• **Task**: Every line of the material that follows must be printed again exactly.

↓

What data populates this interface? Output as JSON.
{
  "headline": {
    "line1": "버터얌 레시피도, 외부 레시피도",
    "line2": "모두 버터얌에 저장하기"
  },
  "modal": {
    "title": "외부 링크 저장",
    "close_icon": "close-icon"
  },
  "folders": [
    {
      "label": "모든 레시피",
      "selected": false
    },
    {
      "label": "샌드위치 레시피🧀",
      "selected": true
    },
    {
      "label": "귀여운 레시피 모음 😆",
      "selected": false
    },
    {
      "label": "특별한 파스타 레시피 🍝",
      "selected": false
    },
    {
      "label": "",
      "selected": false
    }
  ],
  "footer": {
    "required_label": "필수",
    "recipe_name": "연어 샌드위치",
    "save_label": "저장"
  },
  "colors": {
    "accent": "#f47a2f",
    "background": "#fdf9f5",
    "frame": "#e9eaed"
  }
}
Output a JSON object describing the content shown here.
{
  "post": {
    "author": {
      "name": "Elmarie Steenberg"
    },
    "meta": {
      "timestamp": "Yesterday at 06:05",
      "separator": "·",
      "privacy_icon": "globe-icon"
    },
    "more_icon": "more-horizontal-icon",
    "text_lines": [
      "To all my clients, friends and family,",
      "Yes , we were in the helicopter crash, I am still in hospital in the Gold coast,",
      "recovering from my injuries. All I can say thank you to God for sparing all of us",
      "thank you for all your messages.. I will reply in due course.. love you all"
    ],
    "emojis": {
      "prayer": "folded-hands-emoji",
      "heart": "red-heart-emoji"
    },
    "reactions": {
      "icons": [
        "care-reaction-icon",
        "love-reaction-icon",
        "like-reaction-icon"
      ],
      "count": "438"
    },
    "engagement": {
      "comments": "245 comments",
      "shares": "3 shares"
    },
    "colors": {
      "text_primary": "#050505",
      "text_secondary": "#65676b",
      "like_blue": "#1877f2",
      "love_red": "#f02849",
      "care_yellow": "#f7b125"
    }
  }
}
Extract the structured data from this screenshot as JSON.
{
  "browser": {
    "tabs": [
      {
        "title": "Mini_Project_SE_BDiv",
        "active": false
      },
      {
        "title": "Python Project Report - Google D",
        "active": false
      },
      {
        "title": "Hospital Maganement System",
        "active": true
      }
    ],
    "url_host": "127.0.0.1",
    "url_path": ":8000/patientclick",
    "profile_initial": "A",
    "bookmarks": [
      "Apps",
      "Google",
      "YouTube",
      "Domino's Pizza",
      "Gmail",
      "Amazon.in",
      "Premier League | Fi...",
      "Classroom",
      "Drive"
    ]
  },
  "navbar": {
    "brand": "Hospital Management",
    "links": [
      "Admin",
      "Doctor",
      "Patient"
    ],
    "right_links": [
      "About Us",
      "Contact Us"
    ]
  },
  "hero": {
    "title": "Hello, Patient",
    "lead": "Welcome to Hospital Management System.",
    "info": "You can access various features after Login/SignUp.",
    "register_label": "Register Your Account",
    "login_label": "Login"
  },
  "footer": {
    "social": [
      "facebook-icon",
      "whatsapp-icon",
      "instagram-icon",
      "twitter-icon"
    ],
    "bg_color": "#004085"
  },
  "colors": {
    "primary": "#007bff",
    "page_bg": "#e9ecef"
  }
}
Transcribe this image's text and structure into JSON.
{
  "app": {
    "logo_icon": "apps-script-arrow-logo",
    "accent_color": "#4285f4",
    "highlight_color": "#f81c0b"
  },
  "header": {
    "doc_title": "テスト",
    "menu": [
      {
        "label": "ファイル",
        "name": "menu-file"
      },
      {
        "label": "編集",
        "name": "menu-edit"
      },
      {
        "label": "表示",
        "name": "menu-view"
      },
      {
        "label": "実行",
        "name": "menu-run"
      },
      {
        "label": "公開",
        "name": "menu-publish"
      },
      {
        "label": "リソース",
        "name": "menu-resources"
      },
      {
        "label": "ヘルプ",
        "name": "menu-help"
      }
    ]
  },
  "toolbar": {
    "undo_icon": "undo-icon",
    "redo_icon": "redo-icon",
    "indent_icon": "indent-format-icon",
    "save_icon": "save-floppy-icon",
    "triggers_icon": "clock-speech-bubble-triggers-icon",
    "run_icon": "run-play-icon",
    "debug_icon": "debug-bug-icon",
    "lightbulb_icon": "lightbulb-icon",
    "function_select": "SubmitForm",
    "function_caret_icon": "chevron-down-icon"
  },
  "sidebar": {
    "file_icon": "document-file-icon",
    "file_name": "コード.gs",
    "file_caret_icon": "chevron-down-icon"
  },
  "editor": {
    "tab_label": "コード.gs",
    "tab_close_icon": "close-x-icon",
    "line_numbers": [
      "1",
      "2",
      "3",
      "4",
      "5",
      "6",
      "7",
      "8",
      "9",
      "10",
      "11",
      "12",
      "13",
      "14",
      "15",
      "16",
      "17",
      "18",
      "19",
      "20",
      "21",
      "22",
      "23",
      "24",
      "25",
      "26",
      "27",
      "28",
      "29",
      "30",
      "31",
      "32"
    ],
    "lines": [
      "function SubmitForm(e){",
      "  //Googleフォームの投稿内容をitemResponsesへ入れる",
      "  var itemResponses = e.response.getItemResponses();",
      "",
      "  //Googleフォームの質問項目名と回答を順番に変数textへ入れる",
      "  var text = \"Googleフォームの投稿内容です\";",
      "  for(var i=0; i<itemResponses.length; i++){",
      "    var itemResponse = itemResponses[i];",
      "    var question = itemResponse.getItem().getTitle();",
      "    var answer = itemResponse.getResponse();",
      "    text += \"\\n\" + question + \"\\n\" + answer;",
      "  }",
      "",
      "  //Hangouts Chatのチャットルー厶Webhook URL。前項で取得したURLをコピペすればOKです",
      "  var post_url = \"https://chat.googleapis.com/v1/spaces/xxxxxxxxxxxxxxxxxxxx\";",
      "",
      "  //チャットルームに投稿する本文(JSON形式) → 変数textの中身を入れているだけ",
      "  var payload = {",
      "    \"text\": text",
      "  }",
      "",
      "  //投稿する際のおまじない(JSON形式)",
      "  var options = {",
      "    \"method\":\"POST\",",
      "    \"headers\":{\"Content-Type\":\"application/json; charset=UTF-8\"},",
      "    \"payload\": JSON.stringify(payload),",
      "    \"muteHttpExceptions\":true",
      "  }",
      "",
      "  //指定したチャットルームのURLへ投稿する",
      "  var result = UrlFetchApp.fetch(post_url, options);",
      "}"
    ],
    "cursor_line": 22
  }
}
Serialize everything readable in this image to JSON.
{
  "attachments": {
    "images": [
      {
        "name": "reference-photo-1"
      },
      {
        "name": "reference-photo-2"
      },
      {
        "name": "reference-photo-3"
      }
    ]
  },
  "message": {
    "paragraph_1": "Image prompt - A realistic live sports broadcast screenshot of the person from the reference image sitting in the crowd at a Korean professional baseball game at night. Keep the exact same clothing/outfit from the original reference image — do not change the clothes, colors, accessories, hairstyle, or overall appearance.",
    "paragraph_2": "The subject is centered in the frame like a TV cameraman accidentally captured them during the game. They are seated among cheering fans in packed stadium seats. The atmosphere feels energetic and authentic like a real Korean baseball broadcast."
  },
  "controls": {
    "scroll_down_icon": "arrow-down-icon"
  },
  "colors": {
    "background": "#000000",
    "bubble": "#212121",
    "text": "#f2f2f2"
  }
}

↑

• **Complete response**:
What data populates this interface? Output as JSON.
{
  "headline": {
    "line1": "버터얌 레시피도, 외부 레시피도",
    "line2": "모두 버터얌에 저장하기"
  },
  "modal": {
    "title": "외부 링크 저장",
    "close_icon": "close-icon"
  },
  "folders": [
    {
      "label": "모든 레시피",
      "selected": false
    },
    {
      "label": "샌드위치 레시피🧀",
      "selected": true
    },
    {
      "label": "귀여운 레시피 모음 😆",
      "selected": false
    },
    {
      "label": "특별한 파스타 레시피 🍝",
      "selected": false
    },
    {
      "label": "",
      "selected": false
    }
  ],
  "footer": {
    "required_label": "필수",
    "recipe_name": "연어 샌드위치",
    "save_label": "저장"
  },
  "colors": {
    "accent": "#f47a2f",
    "background": "#fdf9f5",
    "frame": "#e9eaed"
  }
}
Output a JSON object describing the content shown here.
{
  "post": {
    "author": {
      "name": "Elmarie Steenberg"
    },
    "meta": {
      "timestamp": "Yesterday at 06:05",
      "separator": "·",
      "privacy_icon": "globe-icon"
    },
    "more_icon": "more-horizontal-icon",
    "text_lines": [
      "To all my clients, friends and family,",
      "Yes , we were in the helicopter crash, I am still in hospital in the Gold coast,",
      "recovering from my injuries. All I can say thank you to God for sparing all of us",
      "thank you for all your messages.. I will reply in due course.. love you all"
    ],
    "emojis": {
      "prayer": "folded-hands-emoji",
      "heart": "red-heart-emoji"
    },
    "reactions": {
      "icons": [
        "care-reaction-icon",
        "love-reaction-icon",
        "like-reaction-icon"
      ],
      "count": "438"
    },
    "engagement": {
      "comments": "245 comments",
      "shares": "3 shares"
    },
    "colors": {
      "text_primary": "#050505",
      "text_secondary": "#65676b",
      "like_blue": "#1877f2",
      "love_red": "#f02849",
      "care_yellow": "#f7b125"
    }
  }
}
Extract the structured data from this screenshot as JSON.
{
  "browser": {
    "tabs": [
      {
        "title": "Mini_Project_SE_BDiv",
        "active": false
      },
      {
        "title": "Python Project Report - Google D",
        "active": false
      },
      {
        "title": "Hospital Maganement System",
        "active": true
      }
    ],
    "url_host": "127.0.0.1",
    "url_path": ":8000/patientclick",
    "profile_initial": "A",
    "bookmarks": [
      "Apps",
      "Google",
      "YouTube",
      "Domino's Pizza",
      "Gmail",
      "Amazon.in",
      "Premier League | Fi...",
      "Classroom",
      "Drive"
    ]
  },
  "navbar": {
    "brand": "Hospital Management",
    "links": [
      "Admin",
      "Doctor",
      "Patient"
    ],
    "right_links": [
      "About Us",
      "Contact Us"
    ]
  },
  "hero": {
    "title": "Hello, Patient",
    "lead": "Welcome to Hospital Management System.",
    "info": "You can access various features after Login/SignUp.",
    "register_label": "Register Your Account",
    "login_label": "Login"
  },
  "footer": {
    "social": [
      "facebook-icon",
      "whatsapp-icon",
      "instagram-icon",
      "twitter-icon"
    ],
    "bg_color": "#004085"
  },
  "colors": {
    "primary": "#007bff",
    "page_bg": "#e9ecef"
  }
}
Transcribe this image's text and structure into JSON.
{
  "app": {
    "logo_icon": "apps-script-arrow-logo",
    "accent_color": "#4285f4",
    "highlight_color": "#f81c0b"
  },
  "header": {
    "doc_title": "テスト",
    "menu": [
      {
        "label": "ファイル",
        "name": "menu-file"
      },
      {
        "label": "編集",
        "name": "menu-edit"
      },
      {
        "label": "表示",
        "name": "menu-view"
      },
      {
        "label": "実行",
        "name": "menu-run"
      },
      {
        "label": "公開",
        "name": "menu-publish"
      },
      {
        "label": "リソース",
        "name": "menu-resources"
      },
      {
        "label": "ヘルプ",
        "name": "menu-help"
      }
    ]
  },
  "toolbar": {
    "undo_icon": "undo-icon",
    "redo_icon": "redo-icon",
    "indent_icon": "indent-format-icon",
    "save_icon": "save-floppy-icon",
    "triggers_icon": "clock-speech-bubble-triggers-icon",
    "run_icon": "run-play-icon",
    "debug_icon": "debug-bug-icon",
    "lightbulb_icon": "lightbulb-icon",
    "function_select": "SubmitForm",
    "function_caret_icon": "chevron-down-icon"
  },
  "sidebar": {
    "file_icon": "document-file-icon",
    "file_name": "コード.gs",
    "file_caret_icon": "chevron-down-icon"
  },
  "editor": {
    "tab_label": "コード.gs",
    "tab_close_icon": "close-x-icon",
    "line_numbers": [
      "1",
      "2",
      "3",
      "4",
      "5",
      "6",
      "7",
      "8",
      "9",
      "10",
      "11",
      "12",
      "13",
      "14",
      "15",
      "16",
      "17",
      "18",
      "19",
      "20",
      "21",
      "22",
      "23",
      "24",
      "25",
      "26",
      "27",
      "28",
      "29",
      "30",
      "31",
      "32"
    ],
    "lines": [
      "function SubmitForm(e){",
      "  //Googleフォームの投稿内容をitemResponsesへ入れる",
      "  var itemResponses = e.response.getItemResponses();",
      "",
      "  //Googleフォームの質問項目名と回答を順番に変数textへ入れる",
      "  var text = \"Googleフォームの投稿内容です\";",
      "  for(var i=0; i<itemResponses.length; i++){",
      "    var itemResponse = itemResponses[i];",
      "    var question = itemResponse.getItem().getTitle();",
      "    var answer = itemResponse.getResponse();",
      "    text += \"\\n\" + question + \"\\n\" + answer;",
      "  }",
      "",
      "  //Hangouts Chatのチャットルー厶Webhook URL。前項で取得したURLをコピペすればOKです",
      "  var post_url = \"https://chat.googleapis.com/v1/spaces/xxxxxxxxxxxxxxxxxxxx\";",
      "",
      "  //チャットルームに投稿する本文(JSON形式) → 変数textの中身を入れているだけ",
      "  var payload = {",
      "    \"text\": text",
      "  }",
      "",
      "  //投稿する際のおまじない(JSON形式)",
      "  var options = {",
      "    \"method\":\"POST\",",
      "    \"headers\":{\"Content-Type\":\"application/json; charset=UTF-8\"},",
      "    \"payload\": JSON.stringify(payload),",
      "    \"muteHttpExceptions\":true",
      "  }",
      "",
      "  //指定したチャットルームのURLへ投稿する",
      "  var result = UrlFetchApp.fetch(post_url, options);",
      "}"
    ],
    "cursor_line": 22
  }
}
Serialize everything readable in this image to JSON.
{
  "attachments": {
    "images": [
      {
        "name": "reference-photo-1"
      },
      {
        "name": "reference-photo-2"
      },
      {
        "name": "reference-photo-3"
      }
    ]
  },
  "message": {
    "paragraph_1": "Image prompt - A realistic live sports broadcast screenshot of the person from the reference image sitting in the crowd at a Korean professional baseball game at night. Keep the exact same clothing/outfit from the original reference image — do not change the clothes, colors, accessories, hairstyle, or overall appearance.",
    "paragraph_2": "The subject is centered in the frame like a TV cameraman accidentally captured them during the game. They are seated among cheering fans in packed stadium seats. The atmosphere feels energetic and authentic like a real Korean baseball broadcast."
  },
  "controls": {
    "scroll_down_icon": "arrow-down-icon"
  },
  "colors": {
    "background": "#000000",
    "bubble": "#212121",
    "text": "#f2f2f2"
  }
}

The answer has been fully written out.